* What to produce: Edit the piece on Emi Sakura from "There are people" up to and including "never repeated twice." by replacing "old friends" with "longtime friends", and give that stretch again.

* Document extract:
——

Emi Sakura has been wrestling for twenty-five years. That’s longer than some of modern-day joshi’s biggest stars have been alive and covers a period where the scene has changed in countless ways. In that time, Emi has been an erratic constant. Despite having worked for some of the biggest companies and alongside the biggest stars, Sakura-san has ultimately ploughed her own path, doing things in a way that only she could.
There are people better placed to tell that particular story, though. In fact, Emi has been doing a pretty good job of scratching the surface herself, her recent series of sit-down interviews, aka ChocoTalks, have seen her and a selection of old friends dive into the past and chart her career alongside theirs. Every single one is worth a watch, each pulling out a different side of Sakura, the same story never repeated twice.
What I can talk about is why Emi is the person that I respect in wrestling above all others. Despite her oni nature, Sakura is a brain and a wrestler that twenty-five years into her career is still pushing the genre forward. You need only look at ChocoPro, the first wrestling company, in my opinion, to truly master YouTube. They realised the power of building a show around a single camera, not just performing the same matches they always would but turning the camera and the person behind it into an active participant, working the crowd through a lens. It’s meant that while other wrestling companies struggled without live fans, they thrived, finding a niche that no-one was filling.

——

* The data:
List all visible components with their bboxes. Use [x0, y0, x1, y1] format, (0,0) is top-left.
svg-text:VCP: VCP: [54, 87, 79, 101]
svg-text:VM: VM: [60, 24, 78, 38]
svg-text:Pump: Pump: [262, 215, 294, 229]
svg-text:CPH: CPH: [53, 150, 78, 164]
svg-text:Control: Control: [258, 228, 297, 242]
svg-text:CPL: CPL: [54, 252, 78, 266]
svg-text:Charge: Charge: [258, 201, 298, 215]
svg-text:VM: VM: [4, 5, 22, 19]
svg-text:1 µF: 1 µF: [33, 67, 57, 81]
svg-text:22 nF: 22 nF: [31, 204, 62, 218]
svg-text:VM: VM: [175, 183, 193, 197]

——

* Output of the task:
There are people better placed to tell that particular story, though. In fact, Emi has been doing a pretty good job of scratching the surface herself, her recent series of sit-down interviews, aka ChocoTalks, have seen her and a selection of longtime friends dive into the past and chart her career alongside theirs. Every single one is worth a watch, each pulling out a different side of Sakura, the same story never repeated twice.